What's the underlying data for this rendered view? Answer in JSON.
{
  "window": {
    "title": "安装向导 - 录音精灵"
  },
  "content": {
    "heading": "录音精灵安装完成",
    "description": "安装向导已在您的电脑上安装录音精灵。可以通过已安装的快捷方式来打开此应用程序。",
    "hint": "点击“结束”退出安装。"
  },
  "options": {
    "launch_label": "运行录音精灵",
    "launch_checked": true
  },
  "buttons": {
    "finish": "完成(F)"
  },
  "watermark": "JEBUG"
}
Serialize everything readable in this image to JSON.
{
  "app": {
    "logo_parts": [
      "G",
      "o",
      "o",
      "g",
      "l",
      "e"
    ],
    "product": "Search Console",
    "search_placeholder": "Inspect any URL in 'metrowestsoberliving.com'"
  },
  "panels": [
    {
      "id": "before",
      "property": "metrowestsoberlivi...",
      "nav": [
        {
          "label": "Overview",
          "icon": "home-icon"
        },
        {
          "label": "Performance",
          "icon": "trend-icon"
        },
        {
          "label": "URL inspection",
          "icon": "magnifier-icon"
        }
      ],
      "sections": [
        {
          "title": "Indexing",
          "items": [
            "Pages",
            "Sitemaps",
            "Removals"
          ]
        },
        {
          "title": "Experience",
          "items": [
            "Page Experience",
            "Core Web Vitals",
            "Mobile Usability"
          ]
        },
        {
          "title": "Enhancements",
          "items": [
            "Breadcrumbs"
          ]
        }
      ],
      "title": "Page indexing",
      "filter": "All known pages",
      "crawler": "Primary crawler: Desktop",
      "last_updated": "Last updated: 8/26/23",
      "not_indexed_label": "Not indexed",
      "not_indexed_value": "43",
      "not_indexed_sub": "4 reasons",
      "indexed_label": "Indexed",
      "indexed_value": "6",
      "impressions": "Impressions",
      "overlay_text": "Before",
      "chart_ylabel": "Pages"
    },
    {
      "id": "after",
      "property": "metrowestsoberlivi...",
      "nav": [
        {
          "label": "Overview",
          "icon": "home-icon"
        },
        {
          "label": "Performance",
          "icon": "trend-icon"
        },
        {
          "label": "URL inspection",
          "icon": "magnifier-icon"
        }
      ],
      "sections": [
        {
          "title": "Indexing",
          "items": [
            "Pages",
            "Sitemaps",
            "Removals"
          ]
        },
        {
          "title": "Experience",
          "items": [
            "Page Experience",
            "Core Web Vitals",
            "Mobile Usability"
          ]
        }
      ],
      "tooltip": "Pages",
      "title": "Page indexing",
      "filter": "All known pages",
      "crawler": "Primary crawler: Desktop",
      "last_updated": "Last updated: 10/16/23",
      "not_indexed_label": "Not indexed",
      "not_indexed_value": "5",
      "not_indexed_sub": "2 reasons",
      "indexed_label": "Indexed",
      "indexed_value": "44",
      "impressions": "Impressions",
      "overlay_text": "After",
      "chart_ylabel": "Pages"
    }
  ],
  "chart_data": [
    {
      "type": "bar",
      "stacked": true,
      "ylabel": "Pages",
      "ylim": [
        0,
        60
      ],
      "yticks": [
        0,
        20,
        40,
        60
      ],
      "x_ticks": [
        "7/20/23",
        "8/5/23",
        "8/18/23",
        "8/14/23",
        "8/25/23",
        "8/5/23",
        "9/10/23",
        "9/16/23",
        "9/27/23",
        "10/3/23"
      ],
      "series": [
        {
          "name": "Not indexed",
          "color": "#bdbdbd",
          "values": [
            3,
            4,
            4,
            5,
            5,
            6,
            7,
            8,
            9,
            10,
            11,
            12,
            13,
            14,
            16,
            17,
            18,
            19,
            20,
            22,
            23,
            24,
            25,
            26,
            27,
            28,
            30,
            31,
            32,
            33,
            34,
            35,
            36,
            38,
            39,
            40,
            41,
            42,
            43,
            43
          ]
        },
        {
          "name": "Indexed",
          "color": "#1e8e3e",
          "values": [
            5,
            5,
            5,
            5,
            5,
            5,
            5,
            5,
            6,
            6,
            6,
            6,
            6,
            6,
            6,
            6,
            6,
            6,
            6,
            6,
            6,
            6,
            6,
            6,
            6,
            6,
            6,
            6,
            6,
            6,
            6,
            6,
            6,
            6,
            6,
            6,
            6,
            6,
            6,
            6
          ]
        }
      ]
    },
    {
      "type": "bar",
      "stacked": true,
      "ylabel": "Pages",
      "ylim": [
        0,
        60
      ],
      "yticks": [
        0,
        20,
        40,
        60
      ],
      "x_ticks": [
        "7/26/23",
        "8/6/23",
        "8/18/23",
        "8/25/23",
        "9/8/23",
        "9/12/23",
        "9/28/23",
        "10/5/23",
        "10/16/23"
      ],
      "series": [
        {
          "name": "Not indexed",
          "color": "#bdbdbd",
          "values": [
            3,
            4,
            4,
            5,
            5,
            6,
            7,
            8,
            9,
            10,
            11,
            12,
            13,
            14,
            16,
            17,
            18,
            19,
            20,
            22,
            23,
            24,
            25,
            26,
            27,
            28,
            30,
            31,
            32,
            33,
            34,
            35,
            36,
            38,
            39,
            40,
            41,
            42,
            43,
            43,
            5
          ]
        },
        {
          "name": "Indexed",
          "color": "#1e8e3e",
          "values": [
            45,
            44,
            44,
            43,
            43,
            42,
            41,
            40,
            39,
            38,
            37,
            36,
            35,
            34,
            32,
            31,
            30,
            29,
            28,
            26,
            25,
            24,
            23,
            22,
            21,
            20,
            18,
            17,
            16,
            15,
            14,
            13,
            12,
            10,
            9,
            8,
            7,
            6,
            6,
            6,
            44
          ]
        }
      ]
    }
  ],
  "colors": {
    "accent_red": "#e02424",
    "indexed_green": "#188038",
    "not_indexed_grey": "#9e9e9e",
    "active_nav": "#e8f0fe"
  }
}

::::::::::

● **What is required**
Reproduce each record exactly as it appears.

● **Correct result**
What's the underlying data for this rendered view? Answer in JSON.
{
  "window": {
    "title": "安装向导 - 录音精灵"
  },
  "content": {
    "heading": "录音精灵安装完成",
    "description": "安装向导已在您的电脑上安装录音精灵。可以通过已安装的快捷方式来打开此应用程序。",
    "hint": "点击“结束”退出安装。"
  },
  "options": {
    "launch_label": "运行录音精灵",
    "launch_checked": true
  },
  "buttons": {
    "finish": "完成(F)"
  },
  "watermark": "JEBUG"
}
Serialize everything readable in this image to JSON.
{
  "app": {
    "logo_parts": [
      "G",
      "o",
      "o",
      "g",
      "l",
      "e"
    ],
    "product": "Search Console",
    "search_placeholder": "Inspect any URL in 'metrowestsoberliving.com'"
  },
  "panels": [
    {
      "id": "before",
      "property": "metrowestsoberlivi...",
      "nav": [
        {
          "label": "Overview",
          "icon": "home-icon"
        },
        {
          "label": "Performance",
          "icon": "trend-icon"
        },
        {
          "label": "URL inspection",
          "icon": "magnifier-icon"
        }
      ],
      "sections": [
        {
          "title": "Indexing",
          "items": [
            "Pages",
            "Sitemaps",
            "Removals"
          ]
        },
        {
          "title": "Experience",
          "items": [
            "Page Experience",
            "Core Web Vitals",
            "Mobile Usability"
          ]
        },
        {
          "title": "Enhancements",
          "items": [
            "Breadcrumbs"
          ]
        }
      ],
      "title": "Page indexing",
      "filter": "All known pages",
      "crawler": "Primary crawler: Desktop",
      "last_updated": "Last updated: 8/26/23",
      "not_indexed_label": "Not indexed",
      "not_indexed_value": "43",
      "not_indexed_sub": "4 reasons",
      "indexed_label": "Indexed",
      "indexed_value": "6",
      "impressions": "Impressions",
      "overlay_text": "Before",
      "chart_ylabel": "Pages"
    },
    {
      "id": "after",
      "property": "metrowestsoberlivi...",
      "nav": [
        {
          "label": "Overview",
          "icon": "home-icon"
        },
        {
          "label": "Performance",
          "icon": "trend-icon"
        },
        {
          "label": "URL inspection",
          "icon": "magnifier-icon"
        }
      ],
      "sections": [
        {
          "title": "Indexing",
          "items": [
            "Pages",
            "Sitemaps",
            "Removals"
          ]
        },
        {
          "title": "Experience",
          "items": [
            "Page Experience",
            "Core Web Vitals",
            "Mobile Usability"
          ]
        }
      ],
      "tooltip": "Pages",
      "title": "Page indexing",
      "filter": "All known pages",
      "crawler": "Primary crawler: Desktop",
      "last_updated": "Last updated: 10/16/23",
      "not_indexed_label": "Not indexed",
      "not_indexed_value": "5",
      "not_indexed_sub": "2 reasons",
      "indexed_label": "Indexed",
      "indexed_value": "44",
      "impressions": "Impressions",
      "overlay_text": "After",
      "chart_ylabel": "Pages"
    }
  ],
  "chart_data": [
    {
      "type": "bar",
      "stacked": true,
      "ylabel": "Pages",
      "ylim": [
        0,
        60
      ],
      "yticks": [
        0,
        20,
        40,
        60
      ],
      "x_ticks": [
        "7/20/23",
        "8/5/23",
        "8/18/23",
        "8/14/23",
        "8/25/23",
        "8/5/23",
        "9/10/23",
        "9/16/23",
        "9/27/23",
        "10/3/23"
      ],
      "series": [
        {
          "name": "Not indexed",
          "color": "#bdbdbd",
          "values": [
            3,
            4,
            4,
            5,
            5,
            6,
            7,
            8,
            9,
            10,
            11,
            12,
            13,
            14,
            16,
            17,
            18,
            19,
            20,
            22,
            23,
            24,
            25,
            26,
            27,
            28,
            30,
            31,
            32,
            33,
            34,
            35,
            36,
            38,
            39,
            40,
            41,
            42,
            43,
            43
          ]
        },
        {
          "name": "Indexed",
          "color": "#1e8e3e",
          "values": [
            5,
            5,
            5,
            5,
            5,
            5,
            5,
            5,
            6,
            6,
            6,
            6,
            6,
            6,
            6,
            6,
            6,
            6,
            6,
            6,
            6,
            6,
            6,
            6,
            6,
            6,
            6,
            6,
            6,
            6,
            6,
            6,
            6,
            6,
            6,
            6,
            6,
            6,
            6,
            6
          ]
        }
      ]
    },
    {
      "type": "bar",
      "stacked": true,
      "ylabel": "Pages",
      "ylim": [
        0,
        60
      ],
      "yticks": [
        0,
        20,
        40,
        60
      ],
      "x_ticks": [
        "7/26/23",
        "8/6/23",
        "8/18/23",
        "8/25/23",
        "9/8/23",
        "9/12/23",
        "9/28/23",
        "10/5/23",
        "10/16/23"
      ],
      "series": [
        {
          "name": "Not indexed",
          "color": "#bdbdbd",
          "values": [
            3,
            4,
            4,
            5,
            5,
            6,
            7,
            8,
            9,
            10,
            11,
            12,
            13,
            14,
            16,
            17,
            18,
            19,
            20,
            22,
            23,
            24,
            25,
            26,
            27,
            28,
            30,
            31,
            32,
            33,
            34,
            35,
            36,
            38,
            39,
            40,
            41,
            42,
            43,
            43,
            5
          ]
        },
        {
          "name": "Indexed",
          "color": "#1e8e3e",
          "values": [
            45,
            44,
            44,
            43,
            43,
            42,
            41,
            40,
            39,
            38,
            37,
            36,
            35,
            34,
            32,
            31,
            30,
            29,
            28,
            26,
            25,
            24,
            23,
            22,
            21,
            20,
            18,
            17,
            16,
            15,
            14,
            13,
            12,
            10,
            9,
            8,
            7,
            6,
            6,
            6,
            44
          ]
        }
      ]
    }
  ],
  "colors": {
    "accent_red": "#e02424",
    "indexed_green": "#188038",
    "not_indexed_grey": "#9e9e9e",
    "active_nav": "#e8f0fe"
  }
}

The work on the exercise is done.